## PROVIDED MATERIAL
- - - - - - -
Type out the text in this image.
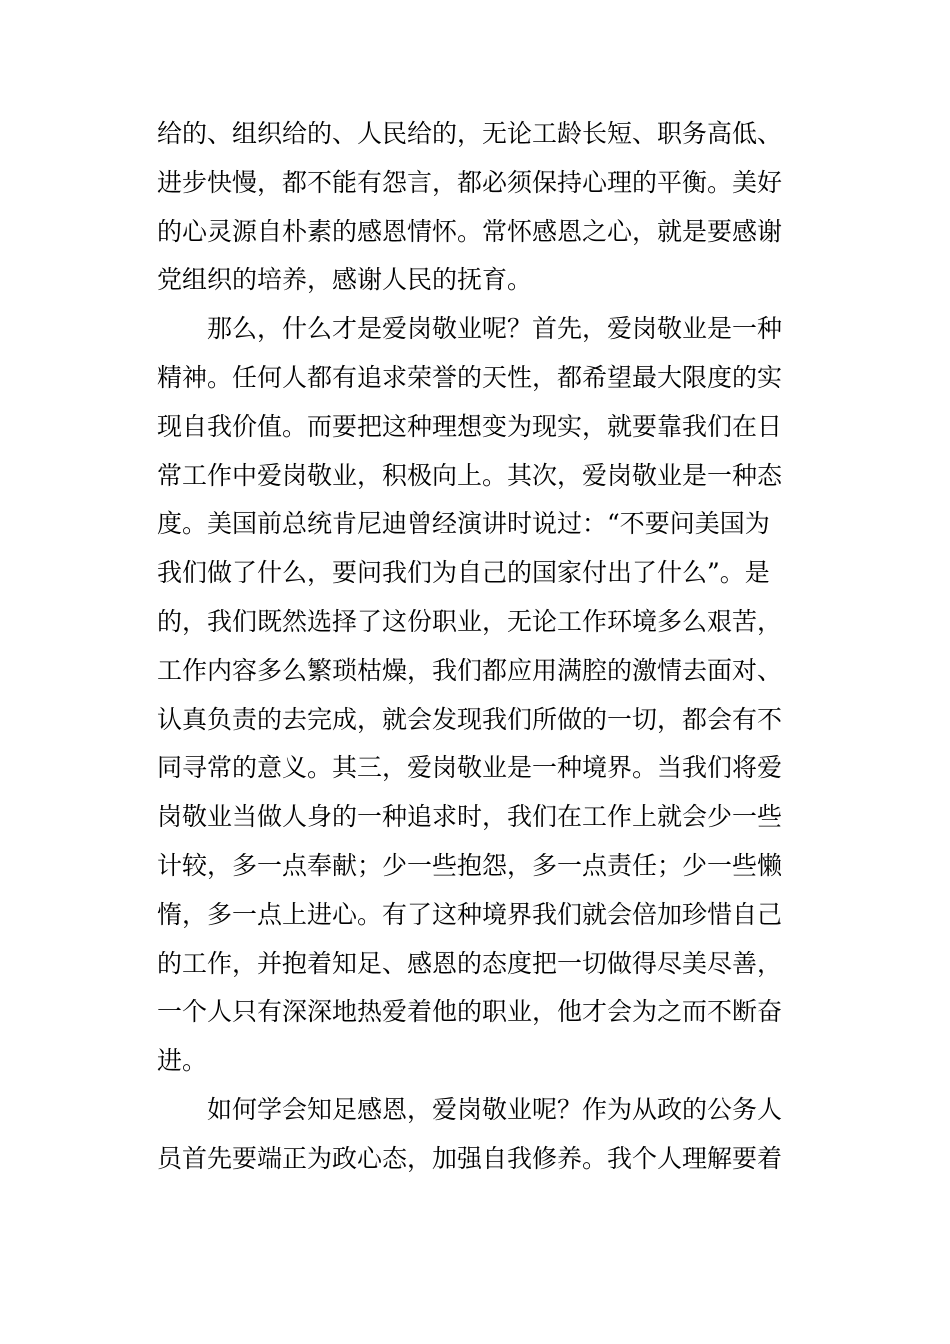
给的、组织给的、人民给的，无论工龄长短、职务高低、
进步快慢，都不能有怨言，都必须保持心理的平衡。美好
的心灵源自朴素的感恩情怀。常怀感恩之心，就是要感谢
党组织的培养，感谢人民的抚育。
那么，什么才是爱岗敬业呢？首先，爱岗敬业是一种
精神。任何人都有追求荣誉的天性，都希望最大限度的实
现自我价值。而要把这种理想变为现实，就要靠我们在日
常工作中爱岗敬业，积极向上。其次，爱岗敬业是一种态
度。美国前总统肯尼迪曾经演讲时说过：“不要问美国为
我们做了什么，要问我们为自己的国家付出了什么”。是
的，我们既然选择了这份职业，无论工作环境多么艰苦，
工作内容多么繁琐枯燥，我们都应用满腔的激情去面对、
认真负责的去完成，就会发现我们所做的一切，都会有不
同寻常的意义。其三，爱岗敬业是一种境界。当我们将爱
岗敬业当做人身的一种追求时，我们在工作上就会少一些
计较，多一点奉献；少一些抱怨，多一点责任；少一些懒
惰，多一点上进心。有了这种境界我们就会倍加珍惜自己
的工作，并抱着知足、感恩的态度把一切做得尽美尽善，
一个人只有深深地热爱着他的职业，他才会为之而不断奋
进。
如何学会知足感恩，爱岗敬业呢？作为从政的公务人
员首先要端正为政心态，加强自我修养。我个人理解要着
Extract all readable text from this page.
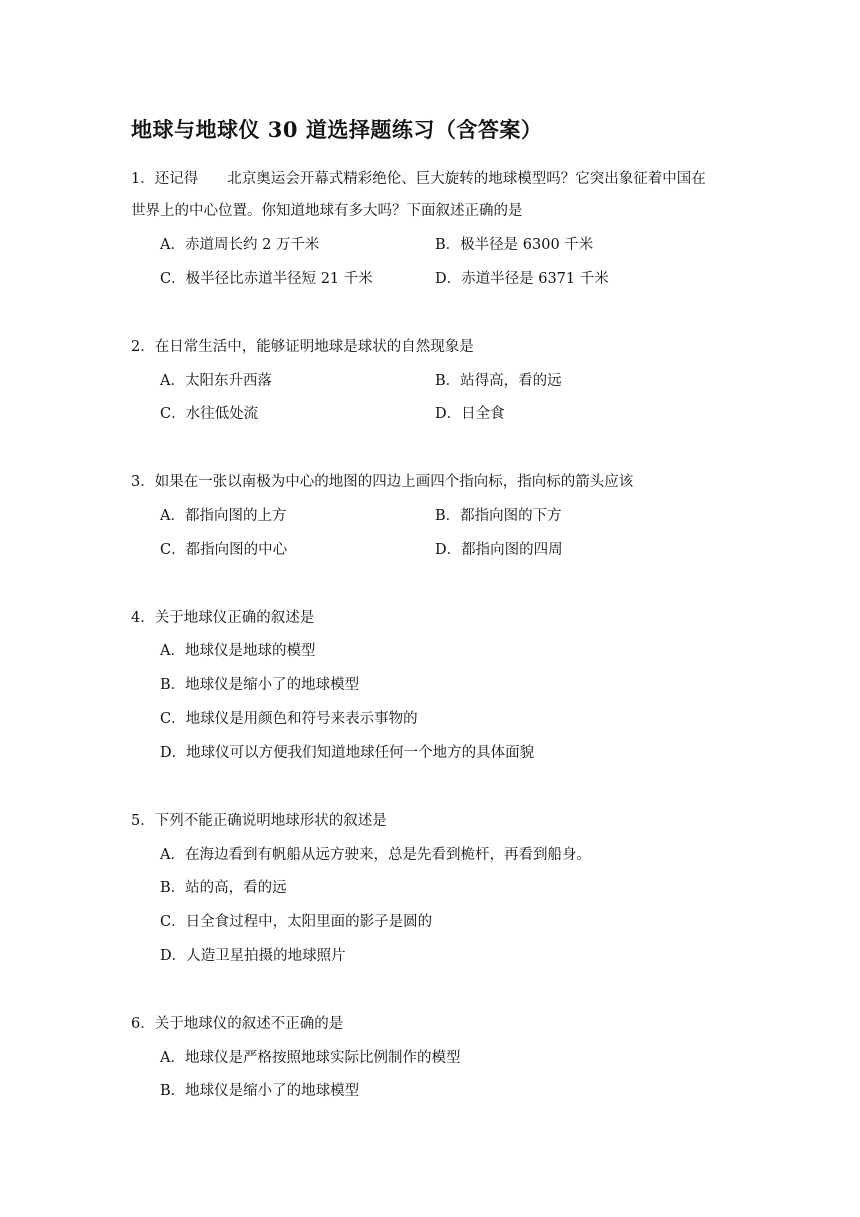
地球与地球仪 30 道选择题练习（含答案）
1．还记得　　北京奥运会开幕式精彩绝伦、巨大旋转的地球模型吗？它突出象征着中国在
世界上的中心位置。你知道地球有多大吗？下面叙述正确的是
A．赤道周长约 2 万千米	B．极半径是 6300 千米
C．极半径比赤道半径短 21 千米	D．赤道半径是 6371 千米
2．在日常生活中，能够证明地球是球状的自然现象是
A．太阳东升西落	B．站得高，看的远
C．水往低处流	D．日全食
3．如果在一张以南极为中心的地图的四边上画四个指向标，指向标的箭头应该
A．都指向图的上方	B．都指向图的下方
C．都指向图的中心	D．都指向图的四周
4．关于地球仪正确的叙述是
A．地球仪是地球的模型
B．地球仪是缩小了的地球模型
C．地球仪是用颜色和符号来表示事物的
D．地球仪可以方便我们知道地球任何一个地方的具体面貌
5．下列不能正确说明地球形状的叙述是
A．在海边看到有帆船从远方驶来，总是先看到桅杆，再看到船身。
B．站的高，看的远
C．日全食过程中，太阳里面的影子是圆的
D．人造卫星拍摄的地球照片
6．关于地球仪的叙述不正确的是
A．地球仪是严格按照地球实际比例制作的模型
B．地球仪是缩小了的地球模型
- - - - - - -
## CHALLENGE
Drop the pictures, then reproduce exactly the lines from the one with "Extract all readable text from this page." through the final line of the listing.

## PROBLEM SOLUTION
Extract all readable text from this page.
地球与地球仪 30 道选择题练习（含答案）
1．还记得　　北京奥运会开幕式精彩绝伦、巨大旋转的地球模型吗？它突出象征着中国在
世界上的中心位置。你知道地球有多大吗？下面叙述正确的是
A．赤道周长约 2 万千米	B．极半径是 6300 千米
C．极半径比赤道半径短 21 千米	D．赤道半径是 6371 千米
2．在日常生活中，能够证明地球是球状的自然现象是
A．太阳东升西落	B．站得高，看的远
C．水往低处流	D．日全食
3．如果在一张以南极为中心的地图的四边上画四个指向标，指向标的箭头应该
A．都指向图的上方	B．都指向图的下方
C．都指向图的中心	D．都指向图的四周
4．关于地球仪正确的叙述是
A．地球仪是地球的模型
B．地球仪是缩小了的地球模型
C．地球仪是用颜色和符号来表示事物的
D．地球仪可以方便我们知道地球任何一个地方的具体面貌
5．下列不能正确说明地球形状的叙述是
A．在海边看到有帆船从远方驶来，总是先看到桅杆，再看到船身。
B．站的高，看的远
C．日全食过程中，太阳里面的影子是圆的
D．人造卫星拍摄的地球照片
6．关于地球仪的叙述不正确的是
A．地球仪是严格按照地球实际比例制作的模型
B．地球仪是缩小了的地球模型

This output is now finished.